[Exercise directions]:
Count every line that has the word "index" in it; give no more than the number.

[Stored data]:

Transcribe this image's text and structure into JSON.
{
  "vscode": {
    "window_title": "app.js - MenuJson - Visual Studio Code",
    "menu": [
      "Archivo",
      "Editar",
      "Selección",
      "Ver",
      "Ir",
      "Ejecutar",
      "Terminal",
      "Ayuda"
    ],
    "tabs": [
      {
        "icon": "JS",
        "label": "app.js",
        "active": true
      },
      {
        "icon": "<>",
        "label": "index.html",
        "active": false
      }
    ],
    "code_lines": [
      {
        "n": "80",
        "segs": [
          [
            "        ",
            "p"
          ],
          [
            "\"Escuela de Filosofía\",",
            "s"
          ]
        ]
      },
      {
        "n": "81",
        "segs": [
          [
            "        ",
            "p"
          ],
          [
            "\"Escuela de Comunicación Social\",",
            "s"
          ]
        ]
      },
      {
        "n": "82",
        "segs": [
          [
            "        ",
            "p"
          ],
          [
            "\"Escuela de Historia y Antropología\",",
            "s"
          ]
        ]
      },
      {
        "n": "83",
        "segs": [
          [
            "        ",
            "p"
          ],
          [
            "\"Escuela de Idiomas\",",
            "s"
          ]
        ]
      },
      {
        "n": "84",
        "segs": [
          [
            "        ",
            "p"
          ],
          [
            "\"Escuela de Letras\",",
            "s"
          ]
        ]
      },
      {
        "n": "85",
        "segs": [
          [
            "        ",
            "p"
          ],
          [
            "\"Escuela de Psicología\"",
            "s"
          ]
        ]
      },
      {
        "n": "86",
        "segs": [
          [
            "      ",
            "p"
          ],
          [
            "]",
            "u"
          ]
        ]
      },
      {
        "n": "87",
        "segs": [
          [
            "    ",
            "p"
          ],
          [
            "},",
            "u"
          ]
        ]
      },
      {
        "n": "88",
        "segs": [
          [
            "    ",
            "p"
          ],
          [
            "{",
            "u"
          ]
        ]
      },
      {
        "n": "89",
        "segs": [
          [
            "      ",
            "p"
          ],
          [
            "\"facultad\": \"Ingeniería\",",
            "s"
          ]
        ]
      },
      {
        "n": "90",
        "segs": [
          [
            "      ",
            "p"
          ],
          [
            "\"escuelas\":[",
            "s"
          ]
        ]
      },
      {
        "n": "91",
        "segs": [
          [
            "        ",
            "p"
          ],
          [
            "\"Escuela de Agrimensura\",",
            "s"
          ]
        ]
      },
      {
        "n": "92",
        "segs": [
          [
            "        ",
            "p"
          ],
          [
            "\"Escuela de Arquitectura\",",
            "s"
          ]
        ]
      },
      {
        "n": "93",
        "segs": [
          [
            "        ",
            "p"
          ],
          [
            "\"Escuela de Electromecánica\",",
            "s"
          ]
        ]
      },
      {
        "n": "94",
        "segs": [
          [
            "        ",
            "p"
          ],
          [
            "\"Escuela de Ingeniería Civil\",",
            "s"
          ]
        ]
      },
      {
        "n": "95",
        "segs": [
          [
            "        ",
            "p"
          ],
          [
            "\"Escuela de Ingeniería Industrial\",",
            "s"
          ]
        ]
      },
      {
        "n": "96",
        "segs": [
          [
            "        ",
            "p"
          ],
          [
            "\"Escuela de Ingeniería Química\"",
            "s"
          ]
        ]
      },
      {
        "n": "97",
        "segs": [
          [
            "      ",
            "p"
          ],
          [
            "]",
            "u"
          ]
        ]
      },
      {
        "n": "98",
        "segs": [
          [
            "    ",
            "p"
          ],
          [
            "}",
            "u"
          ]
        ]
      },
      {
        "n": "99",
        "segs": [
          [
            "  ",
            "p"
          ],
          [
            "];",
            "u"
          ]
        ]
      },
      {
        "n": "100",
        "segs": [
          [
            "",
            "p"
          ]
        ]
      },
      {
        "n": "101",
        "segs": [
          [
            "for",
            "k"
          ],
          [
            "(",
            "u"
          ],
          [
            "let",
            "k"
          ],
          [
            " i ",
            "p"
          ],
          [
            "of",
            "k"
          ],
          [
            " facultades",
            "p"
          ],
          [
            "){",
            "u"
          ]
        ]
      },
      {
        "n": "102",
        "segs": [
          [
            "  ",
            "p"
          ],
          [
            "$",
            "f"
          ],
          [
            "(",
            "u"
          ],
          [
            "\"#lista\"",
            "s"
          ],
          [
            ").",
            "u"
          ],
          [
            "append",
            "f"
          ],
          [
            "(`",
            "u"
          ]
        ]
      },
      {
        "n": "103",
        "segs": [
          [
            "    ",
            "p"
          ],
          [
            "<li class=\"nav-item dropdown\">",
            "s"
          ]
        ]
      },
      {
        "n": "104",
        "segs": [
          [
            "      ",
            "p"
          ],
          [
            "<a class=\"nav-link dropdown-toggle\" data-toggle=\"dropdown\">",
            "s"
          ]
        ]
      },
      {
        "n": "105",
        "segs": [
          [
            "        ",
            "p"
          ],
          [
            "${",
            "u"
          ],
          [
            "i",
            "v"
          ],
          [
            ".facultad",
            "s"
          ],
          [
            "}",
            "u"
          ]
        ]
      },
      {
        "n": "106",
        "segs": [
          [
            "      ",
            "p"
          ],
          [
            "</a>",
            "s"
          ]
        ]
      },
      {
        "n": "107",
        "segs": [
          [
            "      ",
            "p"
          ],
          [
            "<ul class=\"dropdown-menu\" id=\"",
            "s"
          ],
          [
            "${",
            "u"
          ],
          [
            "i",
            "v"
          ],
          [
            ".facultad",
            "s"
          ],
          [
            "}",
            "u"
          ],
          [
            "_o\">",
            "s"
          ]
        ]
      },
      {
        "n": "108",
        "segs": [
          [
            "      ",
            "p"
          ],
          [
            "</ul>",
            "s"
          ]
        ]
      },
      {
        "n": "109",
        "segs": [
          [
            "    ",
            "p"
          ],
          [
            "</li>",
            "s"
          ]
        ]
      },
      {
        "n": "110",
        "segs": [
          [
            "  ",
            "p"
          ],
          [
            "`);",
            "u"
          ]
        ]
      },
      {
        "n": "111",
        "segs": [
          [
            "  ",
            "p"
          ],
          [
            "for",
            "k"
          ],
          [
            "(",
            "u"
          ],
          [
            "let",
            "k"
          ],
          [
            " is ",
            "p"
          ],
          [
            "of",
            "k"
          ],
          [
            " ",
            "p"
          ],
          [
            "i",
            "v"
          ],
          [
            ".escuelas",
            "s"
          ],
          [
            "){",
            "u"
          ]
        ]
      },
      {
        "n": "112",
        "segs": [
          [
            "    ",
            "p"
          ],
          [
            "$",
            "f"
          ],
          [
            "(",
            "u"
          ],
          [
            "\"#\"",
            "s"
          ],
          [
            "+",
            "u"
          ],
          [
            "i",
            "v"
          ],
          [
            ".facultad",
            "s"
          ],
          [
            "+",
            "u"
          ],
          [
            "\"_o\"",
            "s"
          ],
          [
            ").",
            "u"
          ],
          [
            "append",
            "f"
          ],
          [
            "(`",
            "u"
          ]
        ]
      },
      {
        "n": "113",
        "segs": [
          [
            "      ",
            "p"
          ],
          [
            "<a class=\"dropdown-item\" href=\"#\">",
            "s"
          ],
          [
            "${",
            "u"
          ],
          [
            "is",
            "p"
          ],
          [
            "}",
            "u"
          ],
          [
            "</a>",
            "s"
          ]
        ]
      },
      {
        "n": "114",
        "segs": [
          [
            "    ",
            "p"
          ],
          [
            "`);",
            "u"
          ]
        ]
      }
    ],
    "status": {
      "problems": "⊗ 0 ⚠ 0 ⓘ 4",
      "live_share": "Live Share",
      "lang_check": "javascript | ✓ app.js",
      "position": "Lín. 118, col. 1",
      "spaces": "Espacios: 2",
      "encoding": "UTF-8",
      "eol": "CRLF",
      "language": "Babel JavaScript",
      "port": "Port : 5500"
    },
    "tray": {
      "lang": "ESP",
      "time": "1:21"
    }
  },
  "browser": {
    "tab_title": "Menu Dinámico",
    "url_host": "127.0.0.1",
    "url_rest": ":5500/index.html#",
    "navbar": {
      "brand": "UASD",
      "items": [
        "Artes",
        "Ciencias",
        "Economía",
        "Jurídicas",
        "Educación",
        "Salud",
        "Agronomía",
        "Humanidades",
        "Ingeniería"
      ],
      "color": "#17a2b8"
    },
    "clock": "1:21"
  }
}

[Exercise result]:
2